===== INFORMATION GIVEN
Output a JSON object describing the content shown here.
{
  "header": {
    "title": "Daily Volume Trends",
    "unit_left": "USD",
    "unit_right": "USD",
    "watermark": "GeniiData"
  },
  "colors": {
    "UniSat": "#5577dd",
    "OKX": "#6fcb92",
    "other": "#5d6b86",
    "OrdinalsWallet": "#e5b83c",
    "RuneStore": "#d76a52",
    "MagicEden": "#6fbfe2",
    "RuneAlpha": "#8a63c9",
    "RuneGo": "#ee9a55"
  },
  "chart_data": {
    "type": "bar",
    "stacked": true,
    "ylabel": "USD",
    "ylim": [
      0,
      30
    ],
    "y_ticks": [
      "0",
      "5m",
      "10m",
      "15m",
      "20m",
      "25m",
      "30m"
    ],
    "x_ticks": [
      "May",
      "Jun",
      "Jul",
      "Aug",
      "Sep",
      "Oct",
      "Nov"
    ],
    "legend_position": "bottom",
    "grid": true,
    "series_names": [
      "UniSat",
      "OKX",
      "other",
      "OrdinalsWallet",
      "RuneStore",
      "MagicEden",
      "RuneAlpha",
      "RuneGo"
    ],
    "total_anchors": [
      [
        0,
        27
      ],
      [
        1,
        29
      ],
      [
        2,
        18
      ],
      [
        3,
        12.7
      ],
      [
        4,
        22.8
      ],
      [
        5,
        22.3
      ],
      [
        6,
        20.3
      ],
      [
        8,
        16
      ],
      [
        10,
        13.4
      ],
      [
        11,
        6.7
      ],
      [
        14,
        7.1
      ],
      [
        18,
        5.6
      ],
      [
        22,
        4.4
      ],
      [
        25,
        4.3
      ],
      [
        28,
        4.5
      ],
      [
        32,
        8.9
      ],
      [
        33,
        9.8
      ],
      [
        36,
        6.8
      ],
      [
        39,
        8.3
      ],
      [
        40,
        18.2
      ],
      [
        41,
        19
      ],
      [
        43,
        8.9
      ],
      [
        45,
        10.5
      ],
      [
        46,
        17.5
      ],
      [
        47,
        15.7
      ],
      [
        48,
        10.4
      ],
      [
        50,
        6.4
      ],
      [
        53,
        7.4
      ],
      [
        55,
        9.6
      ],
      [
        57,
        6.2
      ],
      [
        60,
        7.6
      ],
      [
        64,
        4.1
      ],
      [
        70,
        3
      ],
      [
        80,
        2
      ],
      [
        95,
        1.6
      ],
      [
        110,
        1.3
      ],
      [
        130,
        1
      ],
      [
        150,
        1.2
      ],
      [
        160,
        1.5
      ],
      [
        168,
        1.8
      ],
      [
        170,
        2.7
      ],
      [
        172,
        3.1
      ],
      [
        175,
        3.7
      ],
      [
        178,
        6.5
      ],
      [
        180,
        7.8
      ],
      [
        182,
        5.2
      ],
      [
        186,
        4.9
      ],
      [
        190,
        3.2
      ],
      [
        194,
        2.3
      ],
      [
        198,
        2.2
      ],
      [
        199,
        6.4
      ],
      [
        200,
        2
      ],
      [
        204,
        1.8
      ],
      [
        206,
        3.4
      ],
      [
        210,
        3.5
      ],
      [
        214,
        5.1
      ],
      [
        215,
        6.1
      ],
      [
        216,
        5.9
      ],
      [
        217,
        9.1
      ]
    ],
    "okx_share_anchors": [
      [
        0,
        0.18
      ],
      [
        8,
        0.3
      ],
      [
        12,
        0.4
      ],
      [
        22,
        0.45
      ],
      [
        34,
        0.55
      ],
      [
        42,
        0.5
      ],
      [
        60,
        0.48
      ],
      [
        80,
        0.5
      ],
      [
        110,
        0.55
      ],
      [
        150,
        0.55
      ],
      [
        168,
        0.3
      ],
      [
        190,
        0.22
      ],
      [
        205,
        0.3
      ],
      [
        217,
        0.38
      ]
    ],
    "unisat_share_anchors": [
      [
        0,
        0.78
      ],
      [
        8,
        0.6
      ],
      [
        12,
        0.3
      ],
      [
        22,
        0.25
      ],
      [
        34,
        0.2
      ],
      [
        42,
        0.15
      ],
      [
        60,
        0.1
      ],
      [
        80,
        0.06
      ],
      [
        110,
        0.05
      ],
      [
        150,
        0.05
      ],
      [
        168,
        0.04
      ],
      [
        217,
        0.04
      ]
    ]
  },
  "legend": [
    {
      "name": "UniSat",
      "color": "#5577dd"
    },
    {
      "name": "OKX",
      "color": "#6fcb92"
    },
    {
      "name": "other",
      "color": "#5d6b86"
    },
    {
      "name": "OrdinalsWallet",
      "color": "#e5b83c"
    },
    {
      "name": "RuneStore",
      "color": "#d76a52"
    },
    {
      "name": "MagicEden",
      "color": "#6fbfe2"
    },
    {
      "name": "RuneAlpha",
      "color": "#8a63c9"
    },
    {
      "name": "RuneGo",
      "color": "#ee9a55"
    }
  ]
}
==========
● WRITTEN INSTRUCTION:
All lines above with "RuneAlpha" in them should be returned.

● TASK OUTPUT:
    "RuneAlpha": "#8a63c9",
      "RuneAlpha",
      "name": "RuneAlpha",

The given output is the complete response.